■ **PROBLEM TO SOLVE**:
All records below must be retyped exactly.
[Start TASK INPUT]
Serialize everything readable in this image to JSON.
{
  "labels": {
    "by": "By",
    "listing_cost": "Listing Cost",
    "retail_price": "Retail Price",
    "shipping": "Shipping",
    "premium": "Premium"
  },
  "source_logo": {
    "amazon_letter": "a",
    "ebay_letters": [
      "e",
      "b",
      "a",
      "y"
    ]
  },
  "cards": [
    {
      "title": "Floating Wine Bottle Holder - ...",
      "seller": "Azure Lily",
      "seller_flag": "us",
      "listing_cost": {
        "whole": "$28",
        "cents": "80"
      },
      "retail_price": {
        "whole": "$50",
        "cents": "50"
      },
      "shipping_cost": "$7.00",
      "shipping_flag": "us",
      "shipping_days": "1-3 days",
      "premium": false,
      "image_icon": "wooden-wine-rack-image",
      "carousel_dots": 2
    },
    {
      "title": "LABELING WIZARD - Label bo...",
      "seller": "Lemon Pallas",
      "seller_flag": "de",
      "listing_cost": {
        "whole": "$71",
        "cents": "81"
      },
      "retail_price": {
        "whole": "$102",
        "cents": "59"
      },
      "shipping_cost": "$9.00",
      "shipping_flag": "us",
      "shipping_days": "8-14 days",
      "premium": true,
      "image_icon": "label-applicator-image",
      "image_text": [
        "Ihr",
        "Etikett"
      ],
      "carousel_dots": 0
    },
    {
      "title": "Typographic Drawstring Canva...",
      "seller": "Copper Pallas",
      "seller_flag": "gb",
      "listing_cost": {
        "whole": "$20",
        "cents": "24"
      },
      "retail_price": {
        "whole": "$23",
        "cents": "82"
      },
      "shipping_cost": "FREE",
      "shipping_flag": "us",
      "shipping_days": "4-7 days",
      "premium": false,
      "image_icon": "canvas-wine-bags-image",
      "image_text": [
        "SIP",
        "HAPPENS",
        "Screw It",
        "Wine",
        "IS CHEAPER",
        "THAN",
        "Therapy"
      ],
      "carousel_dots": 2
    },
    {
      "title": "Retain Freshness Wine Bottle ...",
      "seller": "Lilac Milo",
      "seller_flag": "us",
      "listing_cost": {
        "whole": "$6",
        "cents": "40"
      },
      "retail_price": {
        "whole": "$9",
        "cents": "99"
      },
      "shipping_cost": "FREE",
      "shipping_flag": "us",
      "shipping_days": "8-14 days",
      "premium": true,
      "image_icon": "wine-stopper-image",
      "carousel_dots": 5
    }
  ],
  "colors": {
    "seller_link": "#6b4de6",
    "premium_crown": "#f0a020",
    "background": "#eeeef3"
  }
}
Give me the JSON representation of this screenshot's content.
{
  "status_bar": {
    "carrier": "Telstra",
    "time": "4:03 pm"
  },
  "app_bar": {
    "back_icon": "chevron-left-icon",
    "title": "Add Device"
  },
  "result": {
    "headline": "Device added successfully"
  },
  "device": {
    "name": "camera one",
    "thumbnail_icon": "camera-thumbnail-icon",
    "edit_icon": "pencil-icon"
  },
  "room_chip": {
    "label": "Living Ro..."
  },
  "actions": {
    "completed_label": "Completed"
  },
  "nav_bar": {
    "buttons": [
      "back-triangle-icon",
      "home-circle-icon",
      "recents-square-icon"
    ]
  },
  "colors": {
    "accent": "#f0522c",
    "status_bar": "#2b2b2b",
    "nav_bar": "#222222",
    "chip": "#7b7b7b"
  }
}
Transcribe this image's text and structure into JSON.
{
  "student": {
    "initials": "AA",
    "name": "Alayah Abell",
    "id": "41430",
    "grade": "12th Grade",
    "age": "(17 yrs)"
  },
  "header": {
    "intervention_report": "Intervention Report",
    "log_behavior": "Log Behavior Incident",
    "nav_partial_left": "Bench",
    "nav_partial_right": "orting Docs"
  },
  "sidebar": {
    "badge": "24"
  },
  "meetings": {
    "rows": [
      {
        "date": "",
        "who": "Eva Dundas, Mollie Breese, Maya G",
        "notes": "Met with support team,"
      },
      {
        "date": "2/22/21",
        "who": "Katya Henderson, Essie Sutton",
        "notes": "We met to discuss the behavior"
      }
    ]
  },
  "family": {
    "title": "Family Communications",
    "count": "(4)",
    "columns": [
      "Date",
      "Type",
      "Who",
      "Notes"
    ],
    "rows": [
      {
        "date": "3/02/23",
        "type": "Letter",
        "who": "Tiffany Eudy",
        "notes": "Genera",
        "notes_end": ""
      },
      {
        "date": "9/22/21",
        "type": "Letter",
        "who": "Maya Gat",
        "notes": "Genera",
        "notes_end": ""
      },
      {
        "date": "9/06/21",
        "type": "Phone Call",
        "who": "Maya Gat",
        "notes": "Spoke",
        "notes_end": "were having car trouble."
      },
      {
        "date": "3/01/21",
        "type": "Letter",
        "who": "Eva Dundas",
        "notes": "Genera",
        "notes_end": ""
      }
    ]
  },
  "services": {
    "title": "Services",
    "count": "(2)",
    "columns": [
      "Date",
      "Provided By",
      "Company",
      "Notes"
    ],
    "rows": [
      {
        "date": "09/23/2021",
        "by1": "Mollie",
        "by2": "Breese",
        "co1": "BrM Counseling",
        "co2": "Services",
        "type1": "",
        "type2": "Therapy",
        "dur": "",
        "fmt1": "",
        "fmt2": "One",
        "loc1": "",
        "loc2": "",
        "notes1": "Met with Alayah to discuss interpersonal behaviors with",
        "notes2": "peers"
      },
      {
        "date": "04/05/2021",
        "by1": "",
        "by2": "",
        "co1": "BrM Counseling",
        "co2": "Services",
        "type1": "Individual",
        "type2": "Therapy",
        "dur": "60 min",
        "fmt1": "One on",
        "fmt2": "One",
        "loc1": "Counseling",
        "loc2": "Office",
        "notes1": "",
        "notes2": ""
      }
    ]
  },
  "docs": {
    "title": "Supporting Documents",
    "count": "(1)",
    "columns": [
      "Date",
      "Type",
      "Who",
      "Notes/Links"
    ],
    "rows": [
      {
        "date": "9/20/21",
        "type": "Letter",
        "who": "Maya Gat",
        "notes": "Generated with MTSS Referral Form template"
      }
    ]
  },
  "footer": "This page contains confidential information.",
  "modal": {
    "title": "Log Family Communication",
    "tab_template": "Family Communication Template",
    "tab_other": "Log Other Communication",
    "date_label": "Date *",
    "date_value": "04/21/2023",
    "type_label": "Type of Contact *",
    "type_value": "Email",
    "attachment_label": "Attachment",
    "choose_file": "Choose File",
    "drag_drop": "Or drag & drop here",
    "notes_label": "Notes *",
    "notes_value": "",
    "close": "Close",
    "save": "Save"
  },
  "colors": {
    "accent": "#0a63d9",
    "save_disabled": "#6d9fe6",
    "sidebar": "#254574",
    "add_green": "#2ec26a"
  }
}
[End TASK INPUT]
■ **FINAL RESULT**:
Serialize everything readable in this image to JSON.
{
  "labels": {
    "by": "By",
    "listing_cost": "Listing Cost",
    "retail_price": "Retail Price",
    "shipping": "Shipping",
    "premium": "Premium"
  },
  "source_logo": {
    "amazon_letter": "a",
    "ebay_letters": [
      "e",
      "b",
      "a",
      "y"
    ]
  },
  "cards": [
    {
      "title": "Floating Wine Bottle Holder - ...",
      "seller": "Azure Lily",
      "seller_flag": "us",
      "listing_cost": {
        "whole": "$28",
        "cents": "80"
      },
      "retail_price": {
        "whole": "$50",
        "cents": "50"
      },
      "shipping_cost": "$7.00",
      "shipping_flag": "us",
      "shipping_days": "1-3 days",
      "premium": false,
      "image_icon": "wooden-wine-rack-image",
      "carousel_dots": 2
    },
    {
      "title": "LABELING WIZARD - Label bo...",
      "seller": "Lemon Pallas",
      "seller_flag": "de",
      "listing_cost": {
        "whole": "$71",
        "cents": "81"
      },
      "retail_price": {
        "whole": "$102",
        "cents": "59"
      },
      "shipping_cost": "$9.00",
      "shipping_flag": "us",
      "shipping_days": "8-14 days",
      "premium": true,
      "image_icon": "label-applicator-image",
      "image_text": [
        "Ihr",
        "Etikett"
      ],
      "carousel_dots": 0
    },
    {
      "title": "Typographic Drawstring Canva...",
      "seller": "Copper Pallas",
      "seller_flag": "gb",
      "listing_cost": {
        "whole": "$20",
        "cents": "24"
      },
      "retail_price": {
        "whole": "$23",
        "cents": "82"
      },
      "shipping_cost": "FREE",
      "shipping_flag": "us",
      "shipping_days": "4-7 days",
      "premium": false,
      "image_icon": "canvas-wine-bags-image",
      "image_text": [
        "SIP",
        "HAPPENS",
        "Screw It",
        "Wine",
        "IS CHEAPER",
        "THAN",
        "Therapy"
      ],
      "carousel_dots": 2
    },
    {
      "title": "Retain Freshness Wine Bottle ...",
      "seller": "Lilac Milo",
      "seller_flag": "us",
      "listing_cost": {
        "whole": "$6",
        "cents": "40"
      },
      "retail_price": {
        "whole": "$9",
        "cents": "99"
      },
      "shipping_cost": "FREE",
      "shipping_flag": "us",
      "shipping_days": "8-14 days",
      "premium": true,
      "image_icon": "wine-stopper-image",
      "carousel_dots": 5
    }
  ],
  "colors": {
    "seller_link": "#6b4de6",
    "premium_crown": "#f0a020",
    "background": "#eeeef3"
  }
}
Give me the JSON representation of this screenshot's content.
{
  "status_bar": {
    "carrier": "Telstra",
    "time": "4:03 pm"
  },
  "app_bar": {
    "back_icon": "chevron-left-icon",
    "title": "Add Device"
  },
  "result": {
    "headline": "Device added successfully"
  },
  "device": {
    "name": "camera one",
    "thumbnail_icon": "camera-thumbnail-icon",
    "edit_icon": "pencil-icon"
  },
  "room_chip": {
    "label": "Living Ro..."
  },
  "actions": {
    "completed_label": "Completed"
  },
  "nav_bar": {
    "buttons": [
      "back-triangle-icon",
      "home-circle-icon",
      "recents-square-icon"
    ]
  },
  "colors": {
    "accent": "#f0522c",
    "status_bar": "#2b2b2b",
    "nav_bar": "#222222",
    "chip": "#7b7b7b"
  }
}
Transcribe this image's text and structure into JSON.
{
  "student": {
    "initials": "AA",
    "name": "Alayah Abell",
    "id": "41430",
    "grade": "12th Grade",
    "age": "(17 yrs)"
  },
  "header": {
    "intervention_report": "Intervention Report",
    "log_behavior": "Log Behavior Incident",
    "nav_partial_left": "Bench",
    "nav_partial_right": "orting Docs"
  },
  "sidebar": {
    "badge": "24"
  },
  "meetings": {
    "rows": [
      {
        "date": "",
        "who": "Eva Dundas, Mollie Breese, Maya G",
        "notes": "Met with support team,"
      },
      {
        "date": "2/22/21",
        "who": "Katya Henderson, Essie Sutton",
        "notes": "We met to discuss the behavior"
      }
    ]
  },
  "family": {
    "title": "Family Communications",
    "count": "(4)",
    "columns": [
      "Date",
      "Type",
      "Who",
      "Notes"
    ],
    "rows": [
      {
        "date": "3/02/23",
        "type": "Letter",
        "who": "Tiffany Eudy",
        "notes": "Genera",
        "notes_end": ""
      },
      {
        "date": "9/22/21",
        "type": "Letter",
        "who": "Maya Gat",
        "notes": "Genera",
        "notes_end": ""
      },
      {
        "date": "9/06/21",
        "type": "Phone Call",
        "who": "Maya Gat",
        "notes": "Spoke",
        "notes_end": "were having car trouble."
      },
      {
        "date": "3/01/21",
        "type": "Letter",
        "who": "Eva Dundas",
        "notes": "Genera",
        "notes_end": ""
      }
    ]
  },
  "services": {
    "title": "Services",
    "count": "(2)",
    "columns": [
      "Date",
      "Provided By",
      "Company",
      "Notes"
    ],
    "rows": [
      {
        "date": "09/23/2021",
        "by1": "Mollie",
        "by2": "Breese",
        "co1": "BrM Counseling",
        "co2": "Services",
        "type1": "",
        "type2": "Therapy",
        "dur": "",
        "fmt1": "",
        "fmt2": "One",
        "loc1": "",
        "loc2": "",
        "notes1": "Met with Alayah to discuss interpersonal behaviors with",
        "notes2": "peers"
      },
      {
        "date": "04/05/2021",
        "by1": "",
        "by2": "",
        "co1": "BrM Counseling",
        "co2": "Services",
        "type1": "Individual",
        "type2": "Therapy",
        "dur": "60 min",
        "fmt1": "One on",
        "fmt2": "One",
        "loc1": "Counseling",
        "loc2": "Office",
        "notes1": "",
        "notes2": ""
      }
    ]
  },
  "docs": {
    "title": "Supporting Documents",
    "count": "(1)",
    "columns": [
      "Date",
      "Type",
      "Who",
      "Notes/Links"
    ],
    "rows": [
      {
        "date": "9/20/21",
        "type": "Letter",
        "who": "Maya Gat",
        "notes": "Generated with MTSS Referral Form template"
      }
    ]
  },
  "footer": "This page contains confidential information.",
  "modal": {
    "title": "Log Family Communication",
    "tab_template": "Family Communication Template",
    "tab_other": "Log Other Communication",
    "date_label": "Date *",
    "date_value": "04/21/2023",
    "type_label": "Type of Contact *",
    "type_value": "Email",
    "attachment_label": "Attachment",
    "choose_file": "Choose File",
    "drag_drop": "Or drag & drop here",
    "notes_label": "Notes *",
    "notes_value": "",
    "close": "Close",
    "save": "Save"
  },
  "colors": {
    "accent": "#0a63d9",
    "save_disabled": "#6d9fe6",
    "sidebar": "#254574",
    "add_green": "#2ec26a"
  }
}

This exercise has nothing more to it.